> **To do**
List all the lines in these records that hold "JSON".

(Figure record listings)
▬▬▬
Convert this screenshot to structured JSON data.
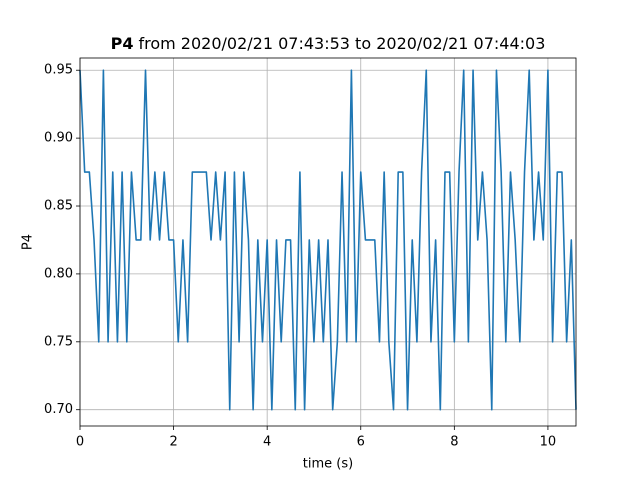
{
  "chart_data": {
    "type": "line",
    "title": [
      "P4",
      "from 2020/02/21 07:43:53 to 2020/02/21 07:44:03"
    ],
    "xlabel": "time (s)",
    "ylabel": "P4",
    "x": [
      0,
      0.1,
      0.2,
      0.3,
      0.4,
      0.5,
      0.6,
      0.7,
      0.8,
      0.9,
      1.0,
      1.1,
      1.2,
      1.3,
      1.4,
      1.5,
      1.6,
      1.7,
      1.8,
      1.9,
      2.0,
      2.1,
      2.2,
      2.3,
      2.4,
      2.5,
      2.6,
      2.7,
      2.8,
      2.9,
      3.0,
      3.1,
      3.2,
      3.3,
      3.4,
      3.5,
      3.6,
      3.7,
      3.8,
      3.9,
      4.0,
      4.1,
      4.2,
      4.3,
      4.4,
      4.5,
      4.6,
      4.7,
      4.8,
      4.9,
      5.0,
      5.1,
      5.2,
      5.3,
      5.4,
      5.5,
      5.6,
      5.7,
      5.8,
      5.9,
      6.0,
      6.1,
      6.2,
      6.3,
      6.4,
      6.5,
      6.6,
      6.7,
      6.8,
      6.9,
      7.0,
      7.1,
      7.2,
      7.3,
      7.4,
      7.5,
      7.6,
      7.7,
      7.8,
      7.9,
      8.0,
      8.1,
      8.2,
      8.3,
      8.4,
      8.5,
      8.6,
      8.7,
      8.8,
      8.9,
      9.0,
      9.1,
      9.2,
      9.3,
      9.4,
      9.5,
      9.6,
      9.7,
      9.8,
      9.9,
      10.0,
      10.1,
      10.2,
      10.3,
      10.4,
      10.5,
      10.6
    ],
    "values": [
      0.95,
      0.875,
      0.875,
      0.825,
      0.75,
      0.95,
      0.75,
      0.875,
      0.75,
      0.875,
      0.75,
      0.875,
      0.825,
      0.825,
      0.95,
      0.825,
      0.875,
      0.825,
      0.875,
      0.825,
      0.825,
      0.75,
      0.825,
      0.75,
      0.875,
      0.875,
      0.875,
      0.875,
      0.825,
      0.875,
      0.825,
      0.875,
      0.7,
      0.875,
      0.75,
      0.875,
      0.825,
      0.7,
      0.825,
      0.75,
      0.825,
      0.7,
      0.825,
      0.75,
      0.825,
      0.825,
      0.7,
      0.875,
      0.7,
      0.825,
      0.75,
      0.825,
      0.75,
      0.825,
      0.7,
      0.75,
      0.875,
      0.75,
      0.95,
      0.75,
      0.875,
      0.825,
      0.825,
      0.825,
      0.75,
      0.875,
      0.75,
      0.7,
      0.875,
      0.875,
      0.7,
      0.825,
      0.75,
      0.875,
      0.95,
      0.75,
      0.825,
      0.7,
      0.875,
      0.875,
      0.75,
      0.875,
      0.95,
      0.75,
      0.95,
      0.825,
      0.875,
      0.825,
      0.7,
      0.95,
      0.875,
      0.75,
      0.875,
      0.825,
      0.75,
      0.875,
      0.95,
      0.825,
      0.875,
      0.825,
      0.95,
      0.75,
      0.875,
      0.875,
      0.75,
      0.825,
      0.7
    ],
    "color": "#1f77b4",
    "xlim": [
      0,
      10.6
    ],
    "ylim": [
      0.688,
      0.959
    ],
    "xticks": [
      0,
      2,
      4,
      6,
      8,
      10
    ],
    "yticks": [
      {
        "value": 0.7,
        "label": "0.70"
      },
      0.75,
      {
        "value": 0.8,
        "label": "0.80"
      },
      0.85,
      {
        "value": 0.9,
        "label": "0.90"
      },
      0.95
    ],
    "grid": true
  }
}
▬▬▬
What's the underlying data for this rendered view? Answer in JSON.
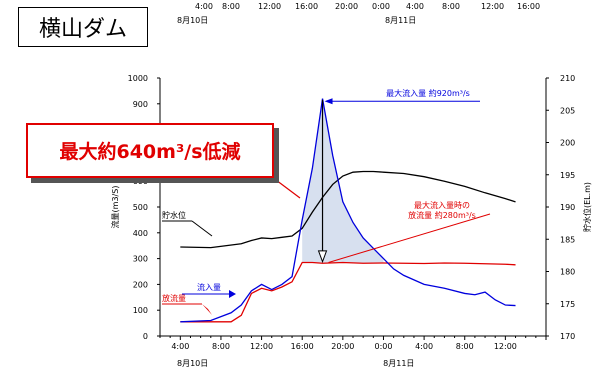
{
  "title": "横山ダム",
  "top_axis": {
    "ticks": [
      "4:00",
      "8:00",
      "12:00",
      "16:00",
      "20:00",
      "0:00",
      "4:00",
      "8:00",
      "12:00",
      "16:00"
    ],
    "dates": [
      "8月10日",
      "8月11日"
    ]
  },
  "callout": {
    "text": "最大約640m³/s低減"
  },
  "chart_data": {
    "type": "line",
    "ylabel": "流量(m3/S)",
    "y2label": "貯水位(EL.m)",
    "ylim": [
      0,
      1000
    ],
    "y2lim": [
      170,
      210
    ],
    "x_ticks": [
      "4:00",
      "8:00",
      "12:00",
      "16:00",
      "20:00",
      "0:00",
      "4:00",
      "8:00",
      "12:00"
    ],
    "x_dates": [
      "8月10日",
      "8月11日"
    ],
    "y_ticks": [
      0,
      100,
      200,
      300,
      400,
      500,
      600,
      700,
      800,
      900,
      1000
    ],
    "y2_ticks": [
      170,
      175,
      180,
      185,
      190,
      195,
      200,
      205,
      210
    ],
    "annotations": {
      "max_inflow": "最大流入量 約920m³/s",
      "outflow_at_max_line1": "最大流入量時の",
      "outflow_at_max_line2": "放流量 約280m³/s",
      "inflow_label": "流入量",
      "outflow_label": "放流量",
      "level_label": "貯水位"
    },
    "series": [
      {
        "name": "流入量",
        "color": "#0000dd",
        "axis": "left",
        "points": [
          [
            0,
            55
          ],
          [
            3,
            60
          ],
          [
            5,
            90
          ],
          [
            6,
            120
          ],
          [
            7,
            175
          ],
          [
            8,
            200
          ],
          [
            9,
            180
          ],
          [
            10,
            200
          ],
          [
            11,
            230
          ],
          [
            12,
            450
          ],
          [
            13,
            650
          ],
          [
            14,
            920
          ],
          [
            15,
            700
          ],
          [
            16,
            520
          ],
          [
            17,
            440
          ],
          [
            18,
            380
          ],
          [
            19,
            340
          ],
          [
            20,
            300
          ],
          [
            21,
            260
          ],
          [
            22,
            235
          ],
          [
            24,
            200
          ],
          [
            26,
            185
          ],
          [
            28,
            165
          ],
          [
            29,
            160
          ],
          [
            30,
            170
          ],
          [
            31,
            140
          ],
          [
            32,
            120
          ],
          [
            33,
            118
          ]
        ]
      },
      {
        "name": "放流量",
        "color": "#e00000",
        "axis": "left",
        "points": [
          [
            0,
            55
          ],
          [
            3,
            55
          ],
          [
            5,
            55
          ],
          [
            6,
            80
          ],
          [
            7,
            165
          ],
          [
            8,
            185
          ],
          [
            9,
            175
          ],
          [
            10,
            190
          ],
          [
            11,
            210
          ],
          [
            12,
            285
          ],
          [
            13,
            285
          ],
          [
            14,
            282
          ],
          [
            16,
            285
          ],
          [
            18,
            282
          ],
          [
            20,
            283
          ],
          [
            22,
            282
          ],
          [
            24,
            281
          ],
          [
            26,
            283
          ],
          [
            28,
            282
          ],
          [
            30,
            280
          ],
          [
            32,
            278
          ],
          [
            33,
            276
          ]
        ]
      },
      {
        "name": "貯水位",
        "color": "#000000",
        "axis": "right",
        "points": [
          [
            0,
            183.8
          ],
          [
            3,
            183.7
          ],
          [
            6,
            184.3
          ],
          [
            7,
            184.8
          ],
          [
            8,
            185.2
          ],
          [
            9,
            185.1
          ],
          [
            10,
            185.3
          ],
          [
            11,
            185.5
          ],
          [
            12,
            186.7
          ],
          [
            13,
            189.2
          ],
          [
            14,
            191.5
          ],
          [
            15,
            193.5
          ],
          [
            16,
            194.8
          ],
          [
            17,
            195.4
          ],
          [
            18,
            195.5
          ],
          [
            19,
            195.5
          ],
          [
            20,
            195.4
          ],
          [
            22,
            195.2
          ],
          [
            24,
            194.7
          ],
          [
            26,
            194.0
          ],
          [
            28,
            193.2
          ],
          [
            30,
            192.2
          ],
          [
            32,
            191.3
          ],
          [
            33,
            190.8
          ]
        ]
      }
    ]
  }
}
▬▬▬
> **Solution for this exercise**
Convert this screenshot to structured JSON data.
What's the underlying data for this rendered view? Answer in JSON.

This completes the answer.